RECORDS FOR THE TASK

----------------

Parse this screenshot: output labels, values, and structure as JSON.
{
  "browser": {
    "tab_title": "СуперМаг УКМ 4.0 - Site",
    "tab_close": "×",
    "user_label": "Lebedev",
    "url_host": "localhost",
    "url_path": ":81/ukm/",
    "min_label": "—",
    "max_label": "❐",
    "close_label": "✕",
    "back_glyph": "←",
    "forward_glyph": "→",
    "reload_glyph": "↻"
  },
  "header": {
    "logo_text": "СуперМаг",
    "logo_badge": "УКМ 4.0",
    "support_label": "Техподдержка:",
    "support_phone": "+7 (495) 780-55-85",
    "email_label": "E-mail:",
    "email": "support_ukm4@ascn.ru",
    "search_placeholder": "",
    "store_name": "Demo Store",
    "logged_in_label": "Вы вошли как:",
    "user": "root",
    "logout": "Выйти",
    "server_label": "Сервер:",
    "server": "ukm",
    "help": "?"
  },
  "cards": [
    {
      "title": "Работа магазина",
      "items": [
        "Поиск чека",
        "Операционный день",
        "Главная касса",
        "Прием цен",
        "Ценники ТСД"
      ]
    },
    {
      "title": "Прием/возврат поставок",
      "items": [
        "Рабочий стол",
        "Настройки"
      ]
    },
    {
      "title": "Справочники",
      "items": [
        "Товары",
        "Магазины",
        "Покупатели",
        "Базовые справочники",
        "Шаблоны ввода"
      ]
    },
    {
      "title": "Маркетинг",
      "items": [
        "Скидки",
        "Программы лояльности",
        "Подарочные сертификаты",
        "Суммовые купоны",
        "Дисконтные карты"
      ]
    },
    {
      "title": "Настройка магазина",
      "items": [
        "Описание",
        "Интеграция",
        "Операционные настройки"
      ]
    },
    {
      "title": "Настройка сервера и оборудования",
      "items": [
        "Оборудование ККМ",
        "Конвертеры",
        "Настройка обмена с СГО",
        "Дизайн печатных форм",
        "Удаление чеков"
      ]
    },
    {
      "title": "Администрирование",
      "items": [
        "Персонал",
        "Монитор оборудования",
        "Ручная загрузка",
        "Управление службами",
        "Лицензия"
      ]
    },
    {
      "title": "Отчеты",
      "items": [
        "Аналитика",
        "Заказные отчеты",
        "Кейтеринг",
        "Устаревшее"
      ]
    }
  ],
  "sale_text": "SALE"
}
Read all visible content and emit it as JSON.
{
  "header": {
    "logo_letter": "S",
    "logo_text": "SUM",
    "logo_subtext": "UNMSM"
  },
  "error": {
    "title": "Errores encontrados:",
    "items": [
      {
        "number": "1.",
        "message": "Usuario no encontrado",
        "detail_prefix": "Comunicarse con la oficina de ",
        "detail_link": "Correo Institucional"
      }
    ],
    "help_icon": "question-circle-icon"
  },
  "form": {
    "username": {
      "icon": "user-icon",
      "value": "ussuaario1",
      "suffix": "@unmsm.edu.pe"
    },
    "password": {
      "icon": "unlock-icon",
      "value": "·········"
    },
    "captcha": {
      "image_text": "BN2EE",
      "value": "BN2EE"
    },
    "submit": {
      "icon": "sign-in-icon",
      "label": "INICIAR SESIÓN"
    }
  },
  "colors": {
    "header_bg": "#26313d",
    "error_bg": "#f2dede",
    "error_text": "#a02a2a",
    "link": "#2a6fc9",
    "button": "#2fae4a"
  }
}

----------------

THE PROBLEM
Transcribe all of the entries without altering anything.

FULL SOLUTION
Parse this screenshot: output labels, values, and structure as JSON.
{
  "browser": {
    "tab_title": "СуперМаг УКМ 4.0 - Site",
    "tab_close": "×",
    "user_label": "Lebedev",
    "url_host": "localhost",
    "url_path": ":81/ukm/",
    "min_label": "—",
    "max_label": "❐",
    "close_label": "✕",
    "back_glyph": "←",
    "forward_glyph": "→",
    "reload_glyph": "↻"
  },
  "header": {
    "logo_text": "СуперМаг",
    "logo_badge": "УКМ 4.0",
    "support_label": "Техподдержка:",
    "support_phone": "+7 (495) 780-55-85",
    "email_label": "E-mail:",
    "email": "support_ukm4@ascn.ru",
    "search_placeholder": "",
    "store_name": "Demo Store",
    "logged_in_label": "Вы вошли как:",
    "user": "root",
    "logout": "Выйти",
    "server_label": "Сервер:",
    "server": "ukm",
    "help": "?"
  },
  "cards": [
    {
      "title": "Работа магазина",
      "items": [
        "Поиск чека",
        "Операционный день",
        "Главная касса",
        "Прием цен",
        "Ценники ТСД"
      ]
    },
    {
      "title": "Прием/возврат поставок",
      "items": [
        "Рабочий стол",
        "Настройки"
      ]
    },
    {
      "title": "Справочники",
      "items": [
        "Товары",
        "Магазины",
        "Покупатели",
        "Базовые справочники",
        "Шаблоны ввода"
      ]
    },
    {
      "title": "Маркетинг",
      "items": [
        "Скидки",
        "Программы лояльности",
        "Подарочные сертификаты",
        "Суммовые купоны",
        "Дисконтные карты"
      ]
    },
    {
      "title": "Настройка магазина",
      "items": [
        "Описание",
        "Интеграция",
        "Операционные настройки"
      ]
    },
    {
      "title": "Настройка сервера и оборудования",
      "items": [
        "Оборудование ККМ",
        "Конвертеры",
        "Настройка обмена с СГО",
        "Дизайн печатных форм",
        "Удаление чеков"
      ]
    },
    {
      "title": "Администрирование",
      "items": [
        "Персонал",
        "Монитор оборудования",
        "Ручная загрузка",
        "Управление службами",
        "Лицензия"
      ]
    },
    {
      "title": "Отчеты",
      "items": [
        "Аналитика",
        "Заказные отчеты",
        "Кейтеринг",
        "Устаревшее"
      ]
    }
  ],
  "sale_text": "SALE"
}
Read all visible content and emit it as JSON.
{
  "header": {
    "logo_letter": "S",
    "logo_text": "SUM",
    "logo_subtext": "UNMSM"
  },
  "error": {
    "title": "Errores encontrados:",
    "items": [
      {
        "number": "1.",
        "message": "Usuario no encontrado",
        "detail_prefix": "Comunicarse con la oficina de ",
        "detail_link": "Correo Institucional"
      }
    ],
    "help_icon": "question-circle-icon"
  },
  "form": {
    "username": {
      "icon": "user-icon",
      "value": "ussuaario1",
      "suffix": "@unmsm.edu.pe"
    },
    "password": {
      "icon": "unlock-icon",
      "value": "·········"
    },
    "captcha": {
      "image_text": "BN2EE",
      "value": "BN2EE"
    },
    "submit": {
      "icon": "sign-in-icon",
      "label": "INICIAR SESIÓN"
    }
  },
  "colors": {
    "header_bg": "#26313d",
    "error_bg": "#f2dede",
    "error_text": "#a02a2a",
    "link": "#2a6fc9",
    "button": "#2fae4a"
  }
}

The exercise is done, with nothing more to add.